Page text:
>>>

A free coding AI called Goose is taking on Anthropic’s expensive Claude Code, offering the same features without monthly fees or usage limits.
Claude Code costs between $20 and $200 per month and restricts how much developers can use it every five hours. For serious programmers, those limits get hit within minutes of work. Goose, built by Block (formerly Square), runs on your own computer and has no restrictions at all.
Developers are fed up with AI subscriptions
The timing couldn’t be better for a free alternative. Anthropic recently added weekly rate limits that further restrict Claude Code usage, sparking complaints across developer forums. Even paying $200 monthly doesn’t guarantee unlimited access.
Goose has exploded in popularity, earning over 26,100 stars on GitHub with 362 contributors. The latest version shipped in January 2026, showing development speed that matches commercial products.

<<<

(Data entries)
>>>

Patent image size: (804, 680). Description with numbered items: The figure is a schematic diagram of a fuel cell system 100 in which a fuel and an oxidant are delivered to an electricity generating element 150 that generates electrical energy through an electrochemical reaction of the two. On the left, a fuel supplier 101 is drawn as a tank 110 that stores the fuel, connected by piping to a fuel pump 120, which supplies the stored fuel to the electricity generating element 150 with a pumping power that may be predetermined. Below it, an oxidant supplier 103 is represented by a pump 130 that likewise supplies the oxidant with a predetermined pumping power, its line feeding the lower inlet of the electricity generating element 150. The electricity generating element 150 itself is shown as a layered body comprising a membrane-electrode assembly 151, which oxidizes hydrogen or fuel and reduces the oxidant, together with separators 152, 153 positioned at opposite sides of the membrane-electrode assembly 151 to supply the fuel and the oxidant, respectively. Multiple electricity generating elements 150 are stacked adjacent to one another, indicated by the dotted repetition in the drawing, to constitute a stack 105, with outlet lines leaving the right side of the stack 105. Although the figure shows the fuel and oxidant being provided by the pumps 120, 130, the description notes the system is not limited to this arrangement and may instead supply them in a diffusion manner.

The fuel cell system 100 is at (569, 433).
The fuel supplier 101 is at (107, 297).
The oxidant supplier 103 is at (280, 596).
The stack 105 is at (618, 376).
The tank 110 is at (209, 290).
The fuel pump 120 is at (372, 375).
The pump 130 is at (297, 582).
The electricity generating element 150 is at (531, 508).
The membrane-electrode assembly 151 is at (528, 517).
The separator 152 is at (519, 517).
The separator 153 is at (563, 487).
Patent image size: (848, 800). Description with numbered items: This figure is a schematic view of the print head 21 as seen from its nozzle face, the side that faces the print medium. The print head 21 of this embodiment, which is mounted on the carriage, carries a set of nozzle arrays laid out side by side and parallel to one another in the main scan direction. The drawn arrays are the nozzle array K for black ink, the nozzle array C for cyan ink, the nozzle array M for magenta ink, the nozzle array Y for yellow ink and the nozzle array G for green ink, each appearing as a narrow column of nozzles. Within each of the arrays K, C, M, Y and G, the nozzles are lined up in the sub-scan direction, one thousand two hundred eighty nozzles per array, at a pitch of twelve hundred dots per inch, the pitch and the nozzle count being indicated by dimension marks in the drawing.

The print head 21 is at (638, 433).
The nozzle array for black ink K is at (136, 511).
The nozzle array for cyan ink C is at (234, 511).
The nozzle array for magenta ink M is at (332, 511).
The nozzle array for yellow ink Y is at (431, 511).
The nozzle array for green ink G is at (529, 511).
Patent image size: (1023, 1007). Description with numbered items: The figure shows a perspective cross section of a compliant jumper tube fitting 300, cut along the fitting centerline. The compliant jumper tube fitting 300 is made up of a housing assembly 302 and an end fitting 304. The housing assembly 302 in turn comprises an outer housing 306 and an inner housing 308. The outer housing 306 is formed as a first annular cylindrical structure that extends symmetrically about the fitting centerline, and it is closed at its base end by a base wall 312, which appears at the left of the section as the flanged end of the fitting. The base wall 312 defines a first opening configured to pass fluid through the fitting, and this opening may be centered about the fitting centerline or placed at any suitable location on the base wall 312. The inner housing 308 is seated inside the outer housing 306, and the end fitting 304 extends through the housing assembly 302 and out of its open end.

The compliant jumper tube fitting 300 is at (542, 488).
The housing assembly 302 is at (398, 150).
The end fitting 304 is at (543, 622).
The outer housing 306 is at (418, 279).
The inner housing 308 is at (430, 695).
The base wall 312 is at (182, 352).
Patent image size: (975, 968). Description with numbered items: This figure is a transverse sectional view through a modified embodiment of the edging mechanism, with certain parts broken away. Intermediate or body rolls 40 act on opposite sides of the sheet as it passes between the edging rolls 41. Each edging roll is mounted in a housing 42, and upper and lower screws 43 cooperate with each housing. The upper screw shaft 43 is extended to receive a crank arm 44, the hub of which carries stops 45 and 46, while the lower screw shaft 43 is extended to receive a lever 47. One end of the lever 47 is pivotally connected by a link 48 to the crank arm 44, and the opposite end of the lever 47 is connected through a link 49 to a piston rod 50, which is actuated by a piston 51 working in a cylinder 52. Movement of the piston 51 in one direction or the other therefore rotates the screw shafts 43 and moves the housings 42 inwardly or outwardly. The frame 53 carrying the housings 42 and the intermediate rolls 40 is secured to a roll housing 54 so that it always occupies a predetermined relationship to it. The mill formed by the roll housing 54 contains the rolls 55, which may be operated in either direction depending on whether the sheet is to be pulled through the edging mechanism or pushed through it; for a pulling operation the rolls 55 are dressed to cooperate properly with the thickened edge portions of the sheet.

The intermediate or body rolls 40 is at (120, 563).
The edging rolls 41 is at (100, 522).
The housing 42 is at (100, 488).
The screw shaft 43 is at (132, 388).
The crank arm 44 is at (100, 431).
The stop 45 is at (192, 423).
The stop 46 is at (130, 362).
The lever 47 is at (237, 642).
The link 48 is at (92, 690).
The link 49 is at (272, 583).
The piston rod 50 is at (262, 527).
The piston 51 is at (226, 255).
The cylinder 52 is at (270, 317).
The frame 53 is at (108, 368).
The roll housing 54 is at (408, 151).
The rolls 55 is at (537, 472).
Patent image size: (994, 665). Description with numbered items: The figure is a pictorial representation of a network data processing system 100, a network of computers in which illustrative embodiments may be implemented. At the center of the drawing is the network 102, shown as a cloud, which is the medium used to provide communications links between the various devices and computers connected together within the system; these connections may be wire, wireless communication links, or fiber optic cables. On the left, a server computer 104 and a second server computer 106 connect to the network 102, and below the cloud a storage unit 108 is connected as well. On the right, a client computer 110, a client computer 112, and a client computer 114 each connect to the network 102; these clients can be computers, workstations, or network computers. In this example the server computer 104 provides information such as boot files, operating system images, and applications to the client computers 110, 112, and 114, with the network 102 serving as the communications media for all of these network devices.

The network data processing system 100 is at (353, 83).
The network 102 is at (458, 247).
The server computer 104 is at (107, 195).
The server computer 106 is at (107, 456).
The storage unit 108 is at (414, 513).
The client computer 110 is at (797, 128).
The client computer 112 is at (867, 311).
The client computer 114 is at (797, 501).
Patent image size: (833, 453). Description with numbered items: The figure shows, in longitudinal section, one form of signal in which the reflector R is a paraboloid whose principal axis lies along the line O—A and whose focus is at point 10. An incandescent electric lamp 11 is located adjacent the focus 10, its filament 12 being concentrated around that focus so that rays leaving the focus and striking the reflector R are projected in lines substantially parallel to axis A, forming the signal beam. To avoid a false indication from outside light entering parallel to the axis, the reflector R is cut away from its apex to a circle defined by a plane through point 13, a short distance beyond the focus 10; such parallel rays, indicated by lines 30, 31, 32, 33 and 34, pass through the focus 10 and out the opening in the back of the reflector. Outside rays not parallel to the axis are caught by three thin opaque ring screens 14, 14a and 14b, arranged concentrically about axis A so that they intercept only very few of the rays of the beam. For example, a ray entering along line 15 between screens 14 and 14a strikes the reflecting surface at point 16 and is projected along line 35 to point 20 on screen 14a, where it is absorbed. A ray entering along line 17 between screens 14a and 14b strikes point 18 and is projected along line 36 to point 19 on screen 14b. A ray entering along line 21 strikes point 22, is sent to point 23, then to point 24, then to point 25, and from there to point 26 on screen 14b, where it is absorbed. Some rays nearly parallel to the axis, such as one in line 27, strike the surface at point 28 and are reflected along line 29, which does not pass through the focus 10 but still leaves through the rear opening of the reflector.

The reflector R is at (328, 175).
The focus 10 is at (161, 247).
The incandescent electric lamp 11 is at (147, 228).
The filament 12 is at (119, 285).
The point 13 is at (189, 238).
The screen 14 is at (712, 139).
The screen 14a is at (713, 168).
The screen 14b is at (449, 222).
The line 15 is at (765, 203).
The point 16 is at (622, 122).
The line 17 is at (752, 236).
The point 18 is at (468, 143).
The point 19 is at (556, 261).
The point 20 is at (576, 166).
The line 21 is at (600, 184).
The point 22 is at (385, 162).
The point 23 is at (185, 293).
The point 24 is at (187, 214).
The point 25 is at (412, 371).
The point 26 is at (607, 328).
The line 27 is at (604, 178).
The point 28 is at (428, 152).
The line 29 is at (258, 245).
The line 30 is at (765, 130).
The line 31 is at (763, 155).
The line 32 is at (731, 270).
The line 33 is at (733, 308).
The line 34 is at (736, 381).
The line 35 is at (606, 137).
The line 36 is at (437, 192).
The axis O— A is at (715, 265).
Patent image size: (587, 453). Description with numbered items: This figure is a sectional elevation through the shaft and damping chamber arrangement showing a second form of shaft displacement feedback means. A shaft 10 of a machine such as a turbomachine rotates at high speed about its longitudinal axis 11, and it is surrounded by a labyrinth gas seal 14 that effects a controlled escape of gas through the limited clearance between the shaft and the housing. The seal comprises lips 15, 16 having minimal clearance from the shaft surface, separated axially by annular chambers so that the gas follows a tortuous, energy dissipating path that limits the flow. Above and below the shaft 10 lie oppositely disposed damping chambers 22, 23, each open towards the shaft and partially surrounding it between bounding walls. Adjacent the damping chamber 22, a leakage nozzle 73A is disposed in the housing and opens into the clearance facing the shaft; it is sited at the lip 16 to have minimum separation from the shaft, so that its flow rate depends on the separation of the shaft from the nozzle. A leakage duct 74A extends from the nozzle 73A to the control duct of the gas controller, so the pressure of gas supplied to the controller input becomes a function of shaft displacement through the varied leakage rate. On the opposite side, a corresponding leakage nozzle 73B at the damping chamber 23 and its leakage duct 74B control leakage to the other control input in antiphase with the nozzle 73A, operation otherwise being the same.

<<<

Required action 1: List every company, product, or platform named in the article about Goose.
Required action 2: Continue the article about Goose and Claude Code from its final sentence.

Written response 1: Goose, Anthropic, Claude Code, Block, Square, GitHub

Written response 2:
The key difference is control. While Claude Code runs in Anthropic’s cloud servers, Goose works entirely offline on your machine. “Your data stays with you, period,” explained software engineer Parth Sareen during a recent demo. That means you can code with AI assistance even on an airplane.
Both tools can write code, fix bugs, and deploy applications automatically. But Goose removes the monthly bills, usage caps, and internet requirements that frustrate Claude Code users.
What happens next
Goose represents a growing trend of free, open-source alternatives to expensive AI services. As more developers discover they can get similar results without subscriptions, companies like Anthropic may need to reconsider their pricing strategies.